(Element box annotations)
========================================================================

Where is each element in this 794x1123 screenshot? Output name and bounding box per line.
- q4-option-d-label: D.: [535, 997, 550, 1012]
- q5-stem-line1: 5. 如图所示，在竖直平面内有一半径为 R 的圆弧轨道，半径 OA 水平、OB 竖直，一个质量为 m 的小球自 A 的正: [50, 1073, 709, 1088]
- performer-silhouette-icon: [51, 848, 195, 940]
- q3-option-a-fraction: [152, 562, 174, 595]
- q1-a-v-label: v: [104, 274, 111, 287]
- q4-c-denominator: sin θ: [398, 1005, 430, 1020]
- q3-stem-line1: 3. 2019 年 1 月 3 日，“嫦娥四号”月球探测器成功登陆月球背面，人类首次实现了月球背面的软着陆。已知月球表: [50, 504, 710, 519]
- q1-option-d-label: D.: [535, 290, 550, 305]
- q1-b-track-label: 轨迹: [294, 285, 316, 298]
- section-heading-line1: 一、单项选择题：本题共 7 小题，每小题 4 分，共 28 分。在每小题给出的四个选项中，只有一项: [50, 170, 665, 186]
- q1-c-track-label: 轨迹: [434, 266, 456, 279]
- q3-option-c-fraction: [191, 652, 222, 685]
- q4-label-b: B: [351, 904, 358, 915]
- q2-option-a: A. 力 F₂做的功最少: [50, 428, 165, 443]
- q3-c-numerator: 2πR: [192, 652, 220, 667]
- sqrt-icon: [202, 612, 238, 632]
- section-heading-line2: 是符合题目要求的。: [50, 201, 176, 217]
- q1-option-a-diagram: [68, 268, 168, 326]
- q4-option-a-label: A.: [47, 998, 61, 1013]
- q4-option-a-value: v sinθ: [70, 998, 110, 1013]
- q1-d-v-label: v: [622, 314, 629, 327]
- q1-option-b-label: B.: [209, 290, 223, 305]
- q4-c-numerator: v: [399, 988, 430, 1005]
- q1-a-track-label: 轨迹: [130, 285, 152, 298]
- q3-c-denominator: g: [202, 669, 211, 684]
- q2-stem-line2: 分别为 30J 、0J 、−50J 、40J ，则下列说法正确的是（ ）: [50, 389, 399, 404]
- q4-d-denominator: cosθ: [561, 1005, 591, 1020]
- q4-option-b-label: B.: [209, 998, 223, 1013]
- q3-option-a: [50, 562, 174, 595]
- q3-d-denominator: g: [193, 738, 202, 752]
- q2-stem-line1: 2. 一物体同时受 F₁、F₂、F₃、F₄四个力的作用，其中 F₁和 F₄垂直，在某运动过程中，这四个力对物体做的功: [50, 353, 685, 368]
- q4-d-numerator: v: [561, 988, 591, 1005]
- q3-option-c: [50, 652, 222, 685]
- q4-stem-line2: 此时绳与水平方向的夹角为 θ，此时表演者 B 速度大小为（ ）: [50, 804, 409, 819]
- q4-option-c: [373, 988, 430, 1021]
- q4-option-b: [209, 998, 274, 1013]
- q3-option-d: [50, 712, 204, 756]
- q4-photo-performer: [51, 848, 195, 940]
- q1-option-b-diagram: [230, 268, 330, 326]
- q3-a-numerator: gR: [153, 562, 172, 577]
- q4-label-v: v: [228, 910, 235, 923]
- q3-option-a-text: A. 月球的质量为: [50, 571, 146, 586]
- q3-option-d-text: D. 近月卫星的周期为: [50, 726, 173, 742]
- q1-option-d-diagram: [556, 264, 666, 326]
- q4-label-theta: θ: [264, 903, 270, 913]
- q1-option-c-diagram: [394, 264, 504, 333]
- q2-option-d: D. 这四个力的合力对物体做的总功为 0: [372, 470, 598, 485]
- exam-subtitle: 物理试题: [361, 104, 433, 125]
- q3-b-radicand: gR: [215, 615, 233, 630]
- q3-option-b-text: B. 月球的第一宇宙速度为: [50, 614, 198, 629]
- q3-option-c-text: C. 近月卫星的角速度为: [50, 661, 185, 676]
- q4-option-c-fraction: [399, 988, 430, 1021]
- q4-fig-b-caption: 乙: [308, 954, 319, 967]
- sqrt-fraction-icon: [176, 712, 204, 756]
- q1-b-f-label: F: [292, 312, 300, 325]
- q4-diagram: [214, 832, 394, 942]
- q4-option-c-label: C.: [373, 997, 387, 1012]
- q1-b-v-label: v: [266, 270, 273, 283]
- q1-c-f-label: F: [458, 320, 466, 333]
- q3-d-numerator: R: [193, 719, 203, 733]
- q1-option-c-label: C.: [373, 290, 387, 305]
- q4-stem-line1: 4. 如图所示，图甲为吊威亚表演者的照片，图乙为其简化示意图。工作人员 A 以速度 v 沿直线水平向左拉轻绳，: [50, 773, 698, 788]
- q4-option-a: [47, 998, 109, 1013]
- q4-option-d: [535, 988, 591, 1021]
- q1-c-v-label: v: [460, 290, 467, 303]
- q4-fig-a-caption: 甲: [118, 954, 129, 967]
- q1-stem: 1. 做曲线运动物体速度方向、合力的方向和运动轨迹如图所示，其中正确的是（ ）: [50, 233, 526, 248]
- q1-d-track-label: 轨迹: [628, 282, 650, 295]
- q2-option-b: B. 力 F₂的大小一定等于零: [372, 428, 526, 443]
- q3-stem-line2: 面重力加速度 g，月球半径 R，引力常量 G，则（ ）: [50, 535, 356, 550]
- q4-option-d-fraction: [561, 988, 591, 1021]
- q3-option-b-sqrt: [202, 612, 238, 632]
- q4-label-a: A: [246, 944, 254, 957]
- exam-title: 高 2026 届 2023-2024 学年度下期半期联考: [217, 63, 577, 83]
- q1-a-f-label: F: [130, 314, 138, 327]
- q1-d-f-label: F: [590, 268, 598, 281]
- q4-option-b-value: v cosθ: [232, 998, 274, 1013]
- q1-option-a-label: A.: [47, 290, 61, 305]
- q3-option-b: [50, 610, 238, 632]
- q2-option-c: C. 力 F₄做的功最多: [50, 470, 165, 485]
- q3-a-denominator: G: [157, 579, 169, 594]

========================================================================

→ Written exercise: Update the listing from its first line through the line containing "- q1-a-v-label: v: [104, 274, 111, 287]", replacing "Output" with "List" and keeping everything else unchanged.

→ The completed task:
Where is each element in this 794x1123 screenshot? List name and bounding box per line.
- q4-option-d-label: D.: [535, 997, 550, 1012]
- q5-stem-line1: 5. 如图所示，在竖直平面内有一半径为 R 的圆弧轨道，半径 OA 水平、OB 竖直，一个质量为 m 的小球自 A 的正: [50, 1073, 709, 1088]
- performer-silhouette-icon: [51, 848, 195, 940]
- q3-option-a-fraction: [152, 562, 174, 595]
- q1-a-v-label: v: [104, 274, 111, 287]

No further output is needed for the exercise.